Dataset excerpt:
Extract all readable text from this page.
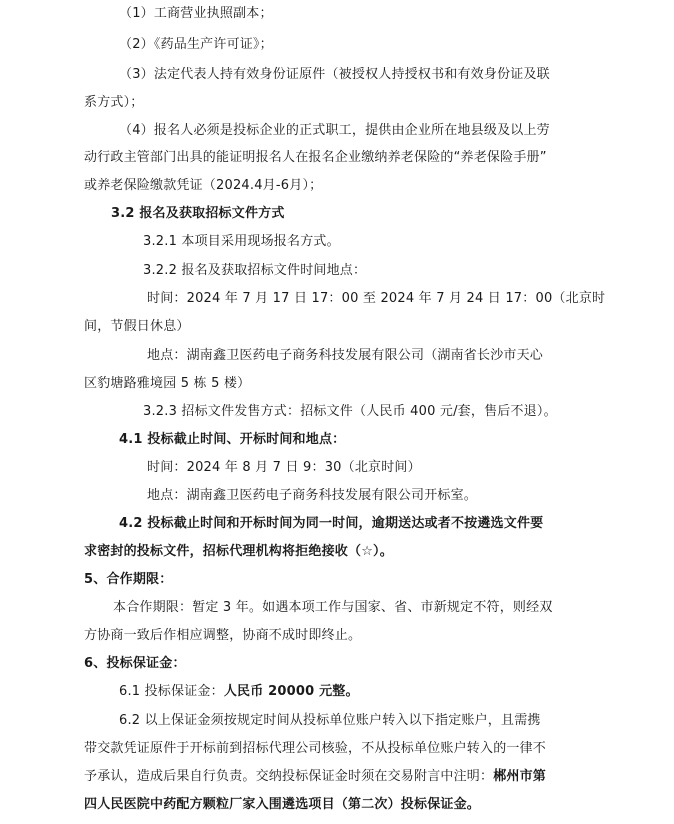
（1）工商营业执照副本；
（2）《药品生产许可证》；
（3）法定代表人持有效身份证原件（被授权人持授权书和有效身份证及联
系方式）；
（4）报名人必须是投标企业的正式职工，提供由企业所在地县级及以上劳
动行政主管部门出具的能证明报名人在报名企业缴纳养老保险的“养老保险手册”
或养老保险缴款凭证（2024.4月-6月）；
3.2 报名及获取招标文件方式
3.2.1 本项目采用现场报名方式。
3.2.2 报名及获取招标文件时间地点：
时间：2024 年 7 月 17 日 17：00 至 2024 年 7 月 24 日 17：00（北京时
间，节假日休息）
地点：湖南鑫卫医药电子商务科技发展有限公司（湖南省长沙市天心
区豹塘路雅境园 5 栋 5 楼）
3.2.3 招标文件发售方式：招标文件（人民币 400 元/套，售后不退）。
4.1 投标截止时间、开标时间和地点：
时间：2024 年 8 月 7 日 9：30（北京时间）
地点：湖南鑫卫医药电子商务科技发展有限公司开标室。
4.2 投标截止时间和开标时间为同一时间，逾期送达或者不按遴选文件要
求密封的投标文件，招标代理机构将拒绝接收（☆）。
5、合作期限：
本合作期限：暂定 3 年。如遇本项工作与国家、省、市新规定不符，则经双
方协商一致后作相应调整，协商不成时即终止。
6、投标保证金：
6.1 投标保证金：人民币 20000 元整。
6.2 以上保证金须按规定时间从投标单位账户转入以下指定账户，且需携
带交款凭证原件于开标前到招标代理公司核验，不从投标单位账户转入的一律不
予承认，造成后果自行负责。交纳投标保证金时须在交易附言中注明：郴州市第
四人民医院中药配方颗粒厂家入围遴选项目（第二次）投标保证金。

▸ **Requirements**: Omit the pictures. Output every record above word for word.

▸ **Written solution**:
Extract all readable text from this page.
（1）工商营业执照副本；
（2）《药品生产许可证》；
（3）法定代表人持有效身份证原件（被授权人持授权书和有效身份证及联
系方式）；
（4）报名人必须是投标企业的正式职工，提供由企业所在地县级及以上劳
动行政主管部门出具的能证明报名人在报名企业缴纳养老保险的“养老保险手册”
或养老保险缴款凭证（2024.4月-6月）；
3.2 报名及获取招标文件方式
3.2.1 本项目采用现场报名方式。
3.2.2 报名及获取招标文件时间地点：
时间：2024 年 7 月 17 日 17：00 至 2024 年 7 月 24 日 17：00（北京时
间，节假日休息）
地点：湖南鑫卫医药电子商务科技发展有限公司（湖南省长沙市天心
区豹塘路雅境园 5 栋 5 楼）
3.2.3 招标文件发售方式：招标文件（人民币 400 元/套，售后不退）。
4.1 投标截止时间、开标时间和地点：
时间：2024 年 8 月 7 日 9：30（北京时间）
地点：湖南鑫卫医药电子商务科技发展有限公司开标室。
4.2 投标截止时间和开标时间为同一时间，逾期送达或者不按遴选文件要
求密封的投标文件，招标代理机构将拒绝接收（☆）。
5、合作期限：
本合作期限：暂定 3 年。如遇本项工作与国家、省、市新规定不符，则经双
方协商一致后作相应调整，协商不成时即终止。
6、投标保证金：
6.1 投标保证金：人民币 20000 元整。
6.2 以上保证金须按规定时间从投标单位账户转入以下指定账户，且需携
带交款凭证原件于开标前到招标代理公司核验，不从投标单位账户转入的一律不
予承认，造成后果自行负责。交纳投标保证金时须在交易附言中注明：郴州市第
四人民医院中药配方颗粒厂家入围遴选项目（第二次）投标保证金。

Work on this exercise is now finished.